SOURCE MATERIAL
--- BEGIN ---
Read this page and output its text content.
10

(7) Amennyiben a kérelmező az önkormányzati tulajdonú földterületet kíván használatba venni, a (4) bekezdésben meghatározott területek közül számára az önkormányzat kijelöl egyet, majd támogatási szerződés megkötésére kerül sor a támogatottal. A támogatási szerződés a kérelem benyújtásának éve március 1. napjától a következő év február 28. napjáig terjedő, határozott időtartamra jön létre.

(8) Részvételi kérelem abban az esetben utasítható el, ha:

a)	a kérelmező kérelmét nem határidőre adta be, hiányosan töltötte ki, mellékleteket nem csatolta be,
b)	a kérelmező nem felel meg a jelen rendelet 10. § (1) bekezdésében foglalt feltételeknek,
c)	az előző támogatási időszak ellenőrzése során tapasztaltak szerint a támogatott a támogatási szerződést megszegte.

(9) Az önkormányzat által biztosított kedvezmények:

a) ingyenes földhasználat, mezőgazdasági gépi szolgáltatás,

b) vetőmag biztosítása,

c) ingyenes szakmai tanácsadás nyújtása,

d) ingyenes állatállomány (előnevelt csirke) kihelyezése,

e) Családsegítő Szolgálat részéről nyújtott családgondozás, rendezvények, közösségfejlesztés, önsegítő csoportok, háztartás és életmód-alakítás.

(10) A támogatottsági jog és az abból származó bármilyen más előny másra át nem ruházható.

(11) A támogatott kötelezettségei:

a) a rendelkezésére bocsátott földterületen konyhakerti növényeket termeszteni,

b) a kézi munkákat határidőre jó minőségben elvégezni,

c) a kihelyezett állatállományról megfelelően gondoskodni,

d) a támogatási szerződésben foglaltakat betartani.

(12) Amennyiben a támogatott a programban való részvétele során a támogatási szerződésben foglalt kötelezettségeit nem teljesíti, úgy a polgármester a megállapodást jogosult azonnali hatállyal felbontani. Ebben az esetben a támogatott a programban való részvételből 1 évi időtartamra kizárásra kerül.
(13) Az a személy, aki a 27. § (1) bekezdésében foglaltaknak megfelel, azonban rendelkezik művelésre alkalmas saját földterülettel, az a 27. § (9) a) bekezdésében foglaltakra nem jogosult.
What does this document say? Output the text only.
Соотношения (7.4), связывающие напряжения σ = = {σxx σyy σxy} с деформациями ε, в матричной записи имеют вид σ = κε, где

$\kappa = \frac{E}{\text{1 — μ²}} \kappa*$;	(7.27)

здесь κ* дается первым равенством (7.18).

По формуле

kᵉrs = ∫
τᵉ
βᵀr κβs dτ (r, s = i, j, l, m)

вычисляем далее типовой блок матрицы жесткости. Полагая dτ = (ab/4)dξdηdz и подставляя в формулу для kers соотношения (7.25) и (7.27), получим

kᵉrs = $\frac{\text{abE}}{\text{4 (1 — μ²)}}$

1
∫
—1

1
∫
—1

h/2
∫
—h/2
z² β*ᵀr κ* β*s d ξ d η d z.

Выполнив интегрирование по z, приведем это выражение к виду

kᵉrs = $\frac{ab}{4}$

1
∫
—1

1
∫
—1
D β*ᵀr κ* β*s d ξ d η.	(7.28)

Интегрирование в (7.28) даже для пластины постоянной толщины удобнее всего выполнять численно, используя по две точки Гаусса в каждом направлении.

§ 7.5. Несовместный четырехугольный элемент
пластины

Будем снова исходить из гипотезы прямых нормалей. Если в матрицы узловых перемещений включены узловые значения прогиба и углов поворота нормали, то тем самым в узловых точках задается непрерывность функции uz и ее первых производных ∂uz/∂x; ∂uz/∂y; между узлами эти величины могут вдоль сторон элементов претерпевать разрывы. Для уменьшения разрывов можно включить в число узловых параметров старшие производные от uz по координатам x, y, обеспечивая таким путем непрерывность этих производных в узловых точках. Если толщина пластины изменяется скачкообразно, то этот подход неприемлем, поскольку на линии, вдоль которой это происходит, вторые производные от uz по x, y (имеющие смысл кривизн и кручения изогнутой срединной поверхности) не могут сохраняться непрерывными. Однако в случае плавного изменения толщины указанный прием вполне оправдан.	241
--- END ---
DESCRIPTION OF THE TASK
Extract all of the data above without altering anything.

FINAL RESULT
Read this page and output its text content.
10

(7) Amennyiben a kérelmező az önkormányzati tulajdonú földterületet kíván használatba venni, a (4) bekezdésben meghatározott területek közül számára az önkormányzat kijelöl egyet, majd támogatási szerződés megkötésére kerül sor a támogatottal. A támogatási szerződés a kérelem benyújtásának éve március 1. napjától a következő év február 28. napjáig terjedő, határozott időtartamra jön létre.

(8) Részvételi kérelem abban az esetben utasítható el, ha:

a)	a kérelmező kérelmét nem határidőre adta be, hiányosan töltötte ki, mellékleteket nem csatolta be,
b)	a kérelmező nem felel meg a jelen rendelet 10. § (1) bekezdésében foglalt feltételeknek,
c)	az előző támogatási időszak ellenőrzése során tapasztaltak szerint a támogatott a támogatási szerződést megszegte.

(9) Az önkormányzat által biztosított kedvezmények:

a) ingyenes földhasználat, mezőgazdasági gépi szolgáltatás,

b) vetőmag biztosítása,

c) ingyenes szakmai tanácsadás nyújtása,

d) ingyenes állatállomány (előnevelt csirke) kihelyezése,

e) Családsegítő Szolgálat részéről nyújtott családgondozás, rendezvények, közösségfejlesztés, önsegítő csoportok, háztartás és életmód-alakítás.

(10) A támogatottsági jog és az abból származó bármilyen más előny másra át nem ruházható.

(11) A támogatott kötelezettségei:

a) a rendelkezésére bocsátott földterületen konyhakerti növényeket termeszteni,

b) a kézi munkákat határidőre jó minőségben elvégezni,

c) a kihelyezett állatállományról megfelelően gondoskodni,

d) a támogatási szerződésben foglaltakat betartani.

(12) Amennyiben a támogatott a programban való részvétele során a támogatási szerződésben foglalt kötelezettségeit nem teljesíti, úgy a polgármester a megállapodást jogosult azonnali hatállyal felbontani. Ebben az esetben a támogatott a programban való részvételből 1 évi időtartamra kizárásra kerül.
(13) Az a személy, aki a 27. § (1) bekezdésében foglaltaknak megfelel, azonban rendelkezik művelésre alkalmas saját földterülettel, az a 27. § (9) a) bekezdésében foglaltakra nem jogosult.
What does this document say? Output the text only.
Соотношения (7.4), связывающие напряжения σ = = {σxx σyy σxy} с деформациями ε, в матричной записи имеют вид σ = κε, где

$\kappa = \frac{E}{\text{1 — μ²}} \kappa*$;	(7.27)

здесь κ* дается первым равенством (7.18).

По формуле

kᵉrs = ∫
τᵉ
βᵀr κβs dτ (r, s = i, j, l, m)

вычисляем далее типовой блок матрицы жесткости. Полагая dτ = (ab/4)dξdηdz и подставляя в формулу для kers соотношения (7.25) и (7.27), получим

kᵉrs = $\frac{\text{abE}}{\text{4 (1 — μ²)}}$

1
∫
—1

1
∫
—1

h/2
∫
—h/2
z² β*ᵀr κ* β*s d ξ d η d z.

Выполнив интегрирование по z, приведем это выражение к виду

kᵉrs = $\frac{ab}{4}$

1
∫
—1

1
∫
—1
D β*ᵀr κ* β*s d ξ d η.	(7.28)

Интегрирование в (7.28) даже для пластины постоянной толщины удобнее всего выполнять численно, используя по две точки Гаусса в каждом направлении.

§ 7.5. Несовместный четырехугольный элемент
пластины

Будем снова исходить из гипотезы прямых нормалей. Если в матрицы узловых перемещений включены узловые значения прогиба и углов поворота нормали, то тем самым в узловых точках задается непрерывность функции uz и ее первых производных ∂uz/∂x; ∂uz/∂y; между узлами эти величины могут вдоль сторон элементов претерпевать разрывы. Для уменьшения разрывов можно включить в число узловых параметров старшие производные от uz по координатам x, y, обеспечивая таким путем непрерывность этих производных в узловых точках. Если толщина пластины изменяется скачкообразно, то этот подход неприемлем, поскольку на линии, вдоль которой это происходит, вторые производные от uz по x, y (имеющие смысл кривизн и кручения изогнутой срединной поверхности) не могут сохраняться непрерывными. Однако в случае плавного изменения толщины указанный прием вполне оправдан.	241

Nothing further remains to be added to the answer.